[Records from a collection of figures]
+---+
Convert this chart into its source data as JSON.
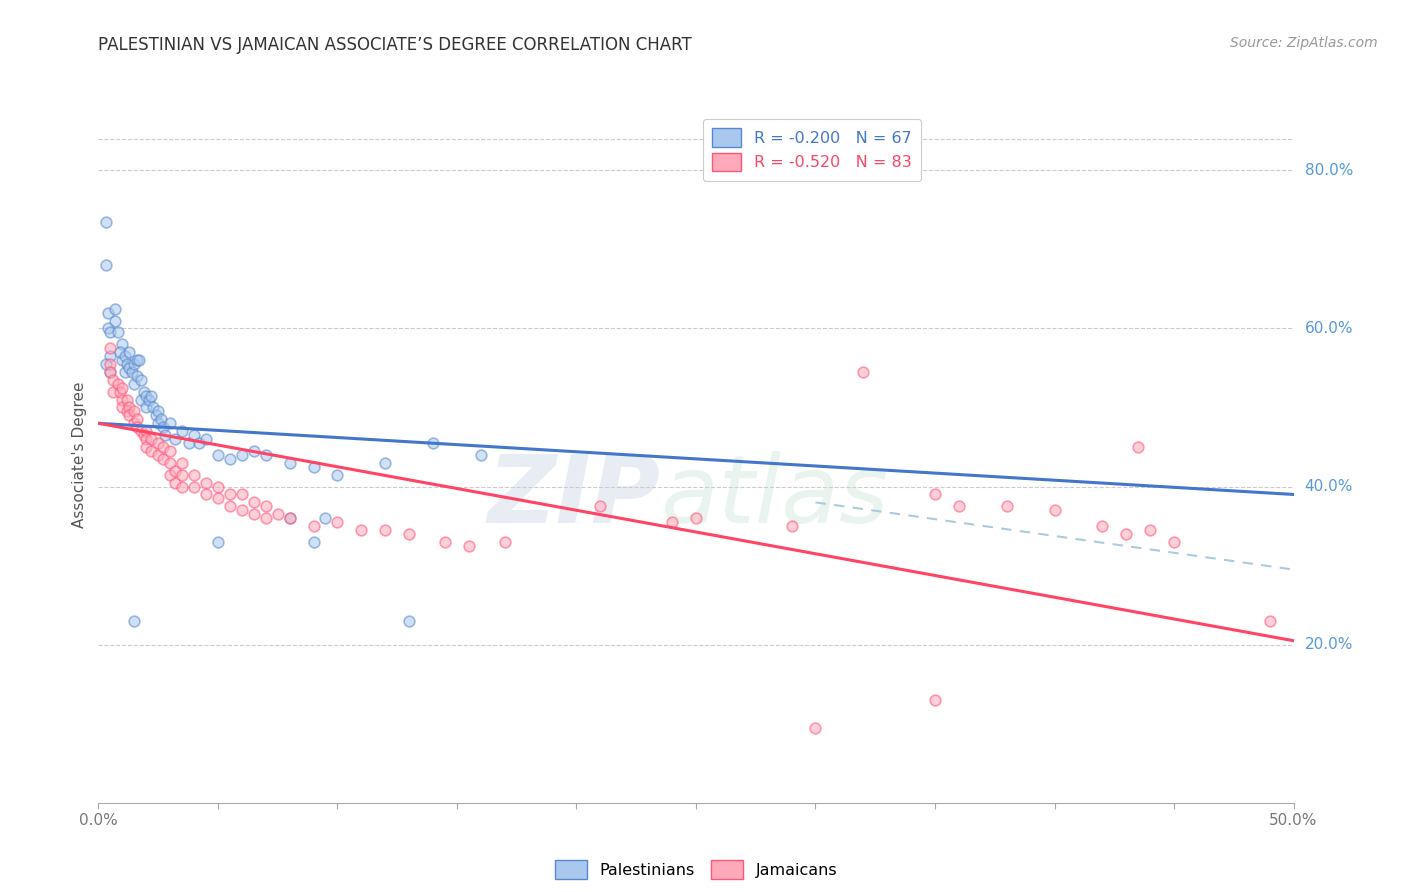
{
  "title": "PALESTINIAN VS JAMAICAN ASSOCIATE’S DEGREE CORRELATION CHART",
  "source": "Source: ZipAtlas.com",
  "ylabel": "Associate's Degree",
  "right_yticks": [
    20.0,
    40.0,
    60.0,
    80.0
  ],
  "xlim": [
    0.0,
    0.5
  ],
  "ylim": [
    0.0,
    0.88
  ],
  "watermark_zip": "ZIP",
  "watermark_atlas": "atlas",
  "blue_scatter": [
    [
      0.003,
      0.735
    ],
    [
      0.003,
      0.68
    ],
    [
      0.004,
      0.62
    ],
    [
      0.004,
      0.6
    ],
    [
      0.005,
      0.565
    ],
    [
      0.005,
      0.545
    ],
    [
      0.003,
      0.555
    ],
    [
      0.005,
      0.595
    ],
    [
      0.007,
      0.625
    ],
    [
      0.007,
      0.61
    ],
    [
      0.008,
      0.595
    ],
    [
      0.01,
      0.58
    ],
    [
      0.01,
      0.56
    ],
    [
      0.009,
      0.57
    ],
    [
      0.011,
      0.565
    ],
    [
      0.011,
      0.545
    ],
    [
      0.012,
      0.555
    ],
    [
      0.013,
      0.57
    ],
    [
      0.013,
      0.55
    ],
    [
      0.014,
      0.545
    ],
    [
      0.015,
      0.555
    ],
    [
      0.015,
      0.53
    ],
    [
      0.016,
      0.56
    ],
    [
      0.016,
      0.54
    ],
    [
      0.017,
      0.56
    ],
    [
      0.018,
      0.535
    ],
    [
      0.018,
      0.51
    ],
    [
      0.019,
      0.52
    ],
    [
      0.02,
      0.515
    ],
    [
      0.02,
      0.5
    ],
    [
      0.021,
      0.51
    ],
    [
      0.022,
      0.515
    ],
    [
      0.023,
      0.5
    ],
    [
      0.024,
      0.49
    ],
    [
      0.025,
      0.495
    ],
    [
      0.025,
      0.48
    ],
    [
      0.026,
      0.485
    ],
    [
      0.027,
      0.475
    ],
    [
      0.028,
      0.465
    ],
    [
      0.03,
      0.48
    ],
    [
      0.032,
      0.46
    ],
    [
      0.035,
      0.47
    ],
    [
      0.038,
      0.455
    ],
    [
      0.04,
      0.465
    ],
    [
      0.042,
      0.455
    ],
    [
      0.045,
      0.46
    ],
    [
      0.05,
      0.44
    ],
    [
      0.055,
      0.435
    ],
    [
      0.06,
      0.44
    ],
    [
      0.065,
      0.445
    ],
    [
      0.07,
      0.44
    ],
    [
      0.08,
      0.43
    ],
    [
      0.09,
      0.425
    ],
    [
      0.1,
      0.415
    ],
    [
      0.12,
      0.43
    ],
    [
      0.14,
      0.455
    ],
    [
      0.16,
      0.44
    ],
    [
      0.08,
      0.36
    ],
    [
      0.095,
      0.36
    ],
    [
      0.015,
      0.23
    ],
    [
      0.13,
      0.23
    ],
    [
      0.05,
      0.33
    ],
    [
      0.09,
      0.33
    ]
  ],
  "pink_scatter": [
    [
      0.005,
      0.575
    ],
    [
      0.005,
      0.555
    ],
    [
      0.005,
      0.545
    ],
    [
      0.006,
      0.535
    ],
    [
      0.006,
      0.52
    ],
    [
      0.008,
      0.53
    ],
    [
      0.009,
      0.52
    ],
    [
      0.01,
      0.525
    ],
    [
      0.01,
      0.51
    ],
    [
      0.01,
      0.5
    ],
    [
      0.012,
      0.51
    ],
    [
      0.012,
      0.495
    ],
    [
      0.013,
      0.5
    ],
    [
      0.013,
      0.49
    ],
    [
      0.015,
      0.495
    ],
    [
      0.015,
      0.48
    ],
    [
      0.016,
      0.485
    ],
    [
      0.016,
      0.475
    ],
    [
      0.018,
      0.47
    ],
    [
      0.019,
      0.465
    ],
    [
      0.02,
      0.47
    ],
    [
      0.02,
      0.46
    ],
    [
      0.02,
      0.45
    ],
    [
      0.022,
      0.46
    ],
    [
      0.022,
      0.445
    ],
    [
      0.025,
      0.455
    ],
    [
      0.025,
      0.44
    ],
    [
      0.027,
      0.45
    ],
    [
      0.027,
      0.435
    ],
    [
      0.03,
      0.445
    ],
    [
      0.03,
      0.43
    ],
    [
      0.03,
      0.415
    ],
    [
      0.032,
      0.42
    ],
    [
      0.032,
      0.405
    ],
    [
      0.035,
      0.43
    ],
    [
      0.035,
      0.415
    ],
    [
      0.035,
      0.4
    ],
    [
      0.04,
      0.415
    ],
    [
      0.04,
      0.4
    ],
    [
      0.045,
      0.405
    ],
    [
      0.045,
      0.39
    ],
    [
      0.05,
      0.4
    ],
    [
      0.05,
      0.385
    ],
    [
      0.055,
      0.39
    ],
    [
      0.055,
      0.375
    ],
    [
      0.06,
      0.39
    ],
    [
      0.06,
      0.37
    ],
    [
      0.065,
      0.38
    ],
    [
      0.065,
      0.365
    ],
    [
      0.07,
      0.375
    ],
    [
      0.07,
      0.36
    ],
    [
      0.075,
      0.365
    ],
    [
      0.08,
      0.36
    ],
    [
      0.09,
      0.35
    ],
    [
      0.1,
      0.355
    ],
    [
      0.11,
      0.345
    ],
    [
      0.12,
      0.345
    ],
    [
      0.13,
      0.34
    ],
    [
      0.145,
      0.33
    ],
    [
      0.155,
      0.325
    ],
    [
      0.17,
      0.33
    ],
    [
      0.21,
      0.375
    ],
    [
      0.24,
      0.355
    ],
    [
      0.25,
      0.36
    ],
    [
      0.29,
      0.35
    ],
    [
      0.32,
      0.545
    ],
    [
      0.35,
      0.39
    ],
    [
      0.36,
      0.375
    ],
    [
      0.38,
      0.375
    ],
    [
      0.4,
      0.37
    ],
    [
      0.42,
      0.35
    ],
    [
      0.43,
      0.34
    ],
    [
      0.44,
      0.345
    ],
    [
      0.45,
      0.33
    ],
    [
      0.435,
      0.45
    ],
    [
      0.35,
      0.13
    ],
    [
      0.49,
      0.23
    ],
    [
      0.3,
      0.095
    ]
  ],
  "blue_line": [
    [
      0.0,
      0.48
    ],
    [
      0.5,
      0.39
    ]
  ],
  "pink_line": [
    [
      0.0,
      0.48
    ],
    [
      0.5,
      0.205
    ]
  ],
  "dash_line": [
    [
      0.3,
      0.38
    ],
    [
      0.5,
      0.295
    ]
  ],
  "scatter_size": 60,
  "scatter_alpha": 0.55,
  "blue_edge_color": "#5588CC",
  "blue_face_color": "#AAC8EE",
  "pink_edge_color": "#FF5577",
  "pink_face_color": "#FFAABB",
  "line_blue_color": "#4477CC",
  "line_pink_color": "#FF4466",
  "dash_color": "#AACCDD",
  "grid_color": "#CCCCCC",
  "right_tick_color": "#5599DD",
  "title_color": "#333333",
  "source_color": "#999999",
  "ylabel_color": "#555555",
  "xtick_color": "#777777",
  "legend1_label": "R = -0.200   N = 67",
  "legend2_label": "R = -0.520   N = 83",
  "bottom_legend1": "Palestinians",
  "bottom_legend2": "Jamaicans"
}
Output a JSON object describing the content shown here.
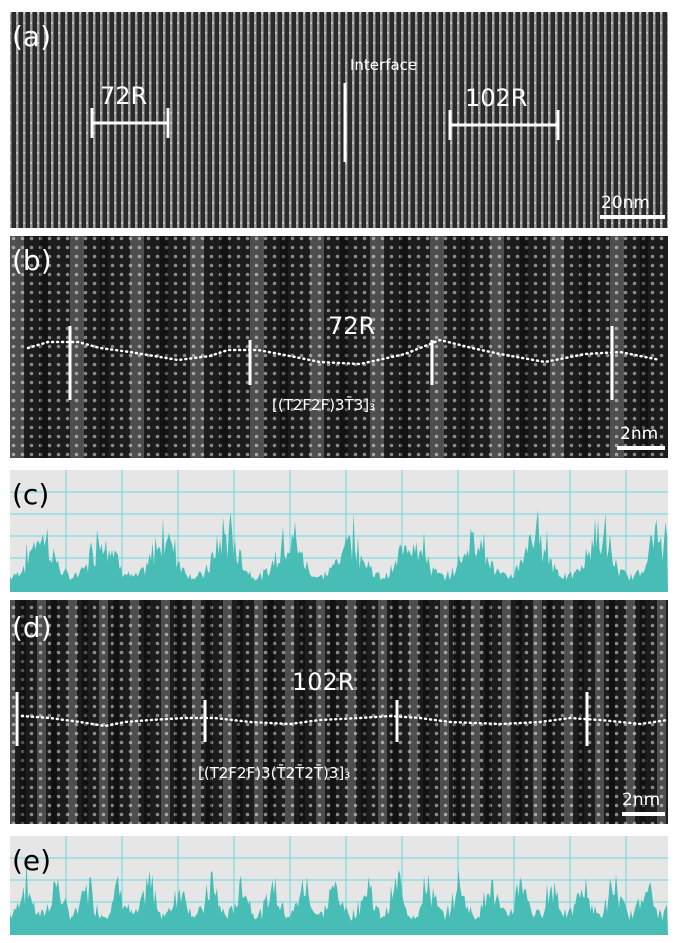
{
  "panel_a": {
    "label": "(a)",
    "left_period": "72R",
    "interface": "Interface",
    "right_period": "102R",
    "scale_bar": "20nm"
  },
  "panel_b": {
    "label": "(b)",
    "period": "72R",
    "stacking": "[(T2F2F)3T̄3]₃",
    "scale_bar": "2nm"
  },
  "panel_c": {
    "label": "(c)"
  },
  "panel_d": {
    "label": "(d)",
    "period": "102R",
    "stacking": "[(T2F2F)3(T̄2T̄2T̄)3]₃",
    "scale_bar": "2nm"
  },
  "panel_e": {
    "label": "(e)"
  }
}
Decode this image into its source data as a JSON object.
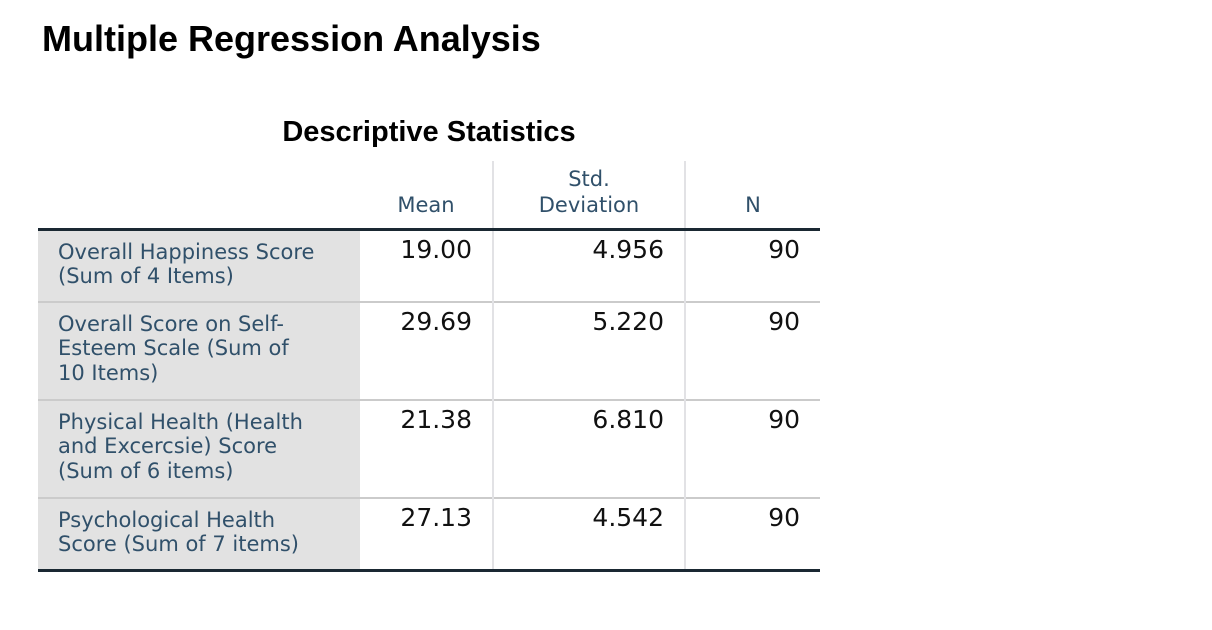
{
  "page": {
    "title": "Multiple Regression Analysis"
  },
  "table": {
    "title": "Descriptive Statistics",
    "columns": {
      "label": "",
      "mean": "Mean",
      "std": "Std.\nDeviation",
      "n": "N"
    },
    "rows": [
      {
        "label": "Overall Happiness Score\n(Sum of 4 Items)",
        "mean": "19.00",
        "std": "4.956",
        "n": "90"
      },
      {
        "label": "Overall Score on Self-\nEsteem Scale (Sum of\n10 Items)",
        "mean": "29.69",
        "std": "5.220",
        "n": "90"
      },
      {
        "label": "Physical Health (Health\nand Excercsie) Score\n(Sum of 6 items)",
        "mean": "21.38",
        "std": "6.810",
        "n": "90"
      },
      {
        "label": "Psychological Health\nScore (Sum of 7 items)",
        "mean": "27.13",
        "std": "4.542",
        "n": "90"
      }
    ],
    "colors": {
      "header_text": "#30506a",
      "label_text": "#30506a",
      "label_background": "#e2e2e2",
      "heavy_rule": "#1a2832",
      "row_separator": "#cbcbcb",
      "column_separator": "#e2e2e5",
      "value_text": "#111111"
    }
  }
}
+---+
__Exercise requirements__. Search the data for the string "Health" and copy each line where it appears.

__Response for this exercise__.
        "label": "Physical Health (Health\nand Excercsie) Score\n(Sum of 6 items)",
        "label": "Psychological Health\nScore (Sum of 7 items)",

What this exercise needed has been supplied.